§ **DIRECTIONS FOR THIS TASK**:
For the data below, please report each line where the word "xlabel" is found.

*** Opening RECORDED INFORMATION ***

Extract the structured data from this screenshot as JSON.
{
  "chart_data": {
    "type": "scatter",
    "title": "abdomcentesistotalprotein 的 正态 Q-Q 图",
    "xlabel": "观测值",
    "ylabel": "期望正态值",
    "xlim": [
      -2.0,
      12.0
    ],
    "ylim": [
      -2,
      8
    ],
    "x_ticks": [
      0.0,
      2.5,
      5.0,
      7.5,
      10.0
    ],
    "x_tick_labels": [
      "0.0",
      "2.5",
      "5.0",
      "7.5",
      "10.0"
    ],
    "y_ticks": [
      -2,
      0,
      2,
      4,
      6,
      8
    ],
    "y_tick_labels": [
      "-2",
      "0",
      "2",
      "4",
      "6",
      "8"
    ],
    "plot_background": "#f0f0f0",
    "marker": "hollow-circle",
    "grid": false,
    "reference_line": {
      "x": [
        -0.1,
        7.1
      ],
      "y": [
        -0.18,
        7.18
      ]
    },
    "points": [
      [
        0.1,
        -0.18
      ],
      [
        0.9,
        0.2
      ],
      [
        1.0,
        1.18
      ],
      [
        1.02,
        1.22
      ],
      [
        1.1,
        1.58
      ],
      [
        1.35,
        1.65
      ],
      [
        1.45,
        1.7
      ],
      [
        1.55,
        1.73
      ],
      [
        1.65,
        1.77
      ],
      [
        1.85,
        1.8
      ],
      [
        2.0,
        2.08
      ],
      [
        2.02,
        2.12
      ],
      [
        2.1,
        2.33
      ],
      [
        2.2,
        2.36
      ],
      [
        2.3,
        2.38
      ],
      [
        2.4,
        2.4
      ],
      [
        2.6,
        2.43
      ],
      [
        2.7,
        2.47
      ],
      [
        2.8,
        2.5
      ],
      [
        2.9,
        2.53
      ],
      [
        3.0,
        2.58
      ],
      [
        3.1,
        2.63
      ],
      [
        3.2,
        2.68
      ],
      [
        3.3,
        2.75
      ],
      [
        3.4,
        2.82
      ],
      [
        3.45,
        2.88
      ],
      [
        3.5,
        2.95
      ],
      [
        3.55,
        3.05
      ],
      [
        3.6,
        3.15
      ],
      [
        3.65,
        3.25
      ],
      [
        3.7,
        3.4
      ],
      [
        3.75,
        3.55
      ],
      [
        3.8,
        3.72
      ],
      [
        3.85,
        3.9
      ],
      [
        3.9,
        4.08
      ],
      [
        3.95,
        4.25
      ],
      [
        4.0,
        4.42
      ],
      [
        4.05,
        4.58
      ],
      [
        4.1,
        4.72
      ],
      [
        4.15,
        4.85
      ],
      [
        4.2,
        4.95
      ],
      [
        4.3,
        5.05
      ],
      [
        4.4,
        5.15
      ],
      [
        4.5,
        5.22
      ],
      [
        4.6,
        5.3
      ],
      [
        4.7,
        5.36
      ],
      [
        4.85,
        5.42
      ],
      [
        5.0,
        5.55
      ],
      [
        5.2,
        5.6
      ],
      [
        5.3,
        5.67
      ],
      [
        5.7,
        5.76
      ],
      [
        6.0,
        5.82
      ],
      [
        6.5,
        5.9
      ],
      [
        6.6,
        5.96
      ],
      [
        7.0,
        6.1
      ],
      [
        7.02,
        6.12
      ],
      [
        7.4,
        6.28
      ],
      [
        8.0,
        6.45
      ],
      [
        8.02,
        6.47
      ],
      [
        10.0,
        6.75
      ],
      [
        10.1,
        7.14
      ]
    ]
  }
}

*** Closing RECORDED INFORMATION ***
*** Opening RECORDED INFORMATION ***

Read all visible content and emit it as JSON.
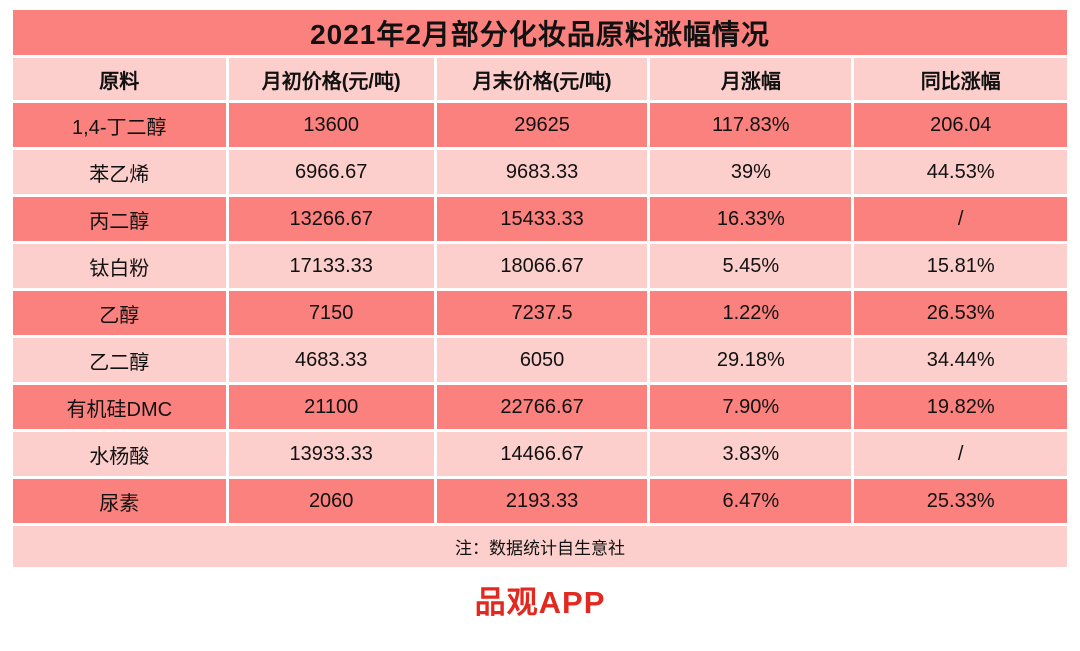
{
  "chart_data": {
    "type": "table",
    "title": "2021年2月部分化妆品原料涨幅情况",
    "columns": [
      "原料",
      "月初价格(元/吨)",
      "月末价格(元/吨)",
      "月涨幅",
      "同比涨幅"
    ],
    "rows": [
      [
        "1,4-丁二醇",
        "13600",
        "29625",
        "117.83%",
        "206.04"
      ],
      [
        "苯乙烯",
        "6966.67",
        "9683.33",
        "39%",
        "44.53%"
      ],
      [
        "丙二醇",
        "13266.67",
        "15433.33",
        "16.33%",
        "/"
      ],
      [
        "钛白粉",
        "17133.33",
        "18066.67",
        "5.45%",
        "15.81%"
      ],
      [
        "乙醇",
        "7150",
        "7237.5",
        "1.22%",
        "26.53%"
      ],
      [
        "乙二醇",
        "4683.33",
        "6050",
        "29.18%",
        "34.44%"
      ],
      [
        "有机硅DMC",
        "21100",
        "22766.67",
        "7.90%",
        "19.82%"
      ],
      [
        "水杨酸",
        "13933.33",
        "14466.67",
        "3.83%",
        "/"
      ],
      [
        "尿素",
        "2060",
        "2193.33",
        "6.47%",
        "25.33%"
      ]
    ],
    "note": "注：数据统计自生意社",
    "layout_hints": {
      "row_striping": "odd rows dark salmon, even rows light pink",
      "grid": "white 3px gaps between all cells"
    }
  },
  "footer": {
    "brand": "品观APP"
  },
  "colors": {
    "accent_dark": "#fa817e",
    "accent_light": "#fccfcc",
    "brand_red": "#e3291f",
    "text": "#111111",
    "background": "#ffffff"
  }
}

*** Closing RECORDED INFORMATION ***
*** Opening RECORDED INFORMATION ***

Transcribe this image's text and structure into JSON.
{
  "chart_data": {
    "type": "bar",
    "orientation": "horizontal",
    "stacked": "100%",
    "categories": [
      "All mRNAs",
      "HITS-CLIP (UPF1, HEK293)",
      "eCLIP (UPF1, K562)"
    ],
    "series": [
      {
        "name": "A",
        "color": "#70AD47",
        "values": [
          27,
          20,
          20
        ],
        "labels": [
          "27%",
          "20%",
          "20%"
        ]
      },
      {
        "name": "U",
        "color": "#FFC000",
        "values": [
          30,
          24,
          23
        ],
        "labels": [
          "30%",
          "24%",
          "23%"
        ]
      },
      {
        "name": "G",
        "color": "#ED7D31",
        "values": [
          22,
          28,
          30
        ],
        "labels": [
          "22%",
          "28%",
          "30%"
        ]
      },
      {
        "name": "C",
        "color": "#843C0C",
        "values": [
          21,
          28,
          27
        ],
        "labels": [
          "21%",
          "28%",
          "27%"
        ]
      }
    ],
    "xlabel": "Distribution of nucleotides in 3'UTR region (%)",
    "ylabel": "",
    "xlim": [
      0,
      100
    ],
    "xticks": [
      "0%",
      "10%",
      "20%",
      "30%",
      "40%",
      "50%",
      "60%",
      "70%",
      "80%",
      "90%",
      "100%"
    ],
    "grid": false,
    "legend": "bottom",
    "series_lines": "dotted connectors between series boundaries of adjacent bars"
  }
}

*** Closing RECORDED INFORMATION ***

§ **TASK ANSWER**:
    "xlabel": "观测值",
    "xlabel": "Distribution of nucleotides in 3'UTR region (%)",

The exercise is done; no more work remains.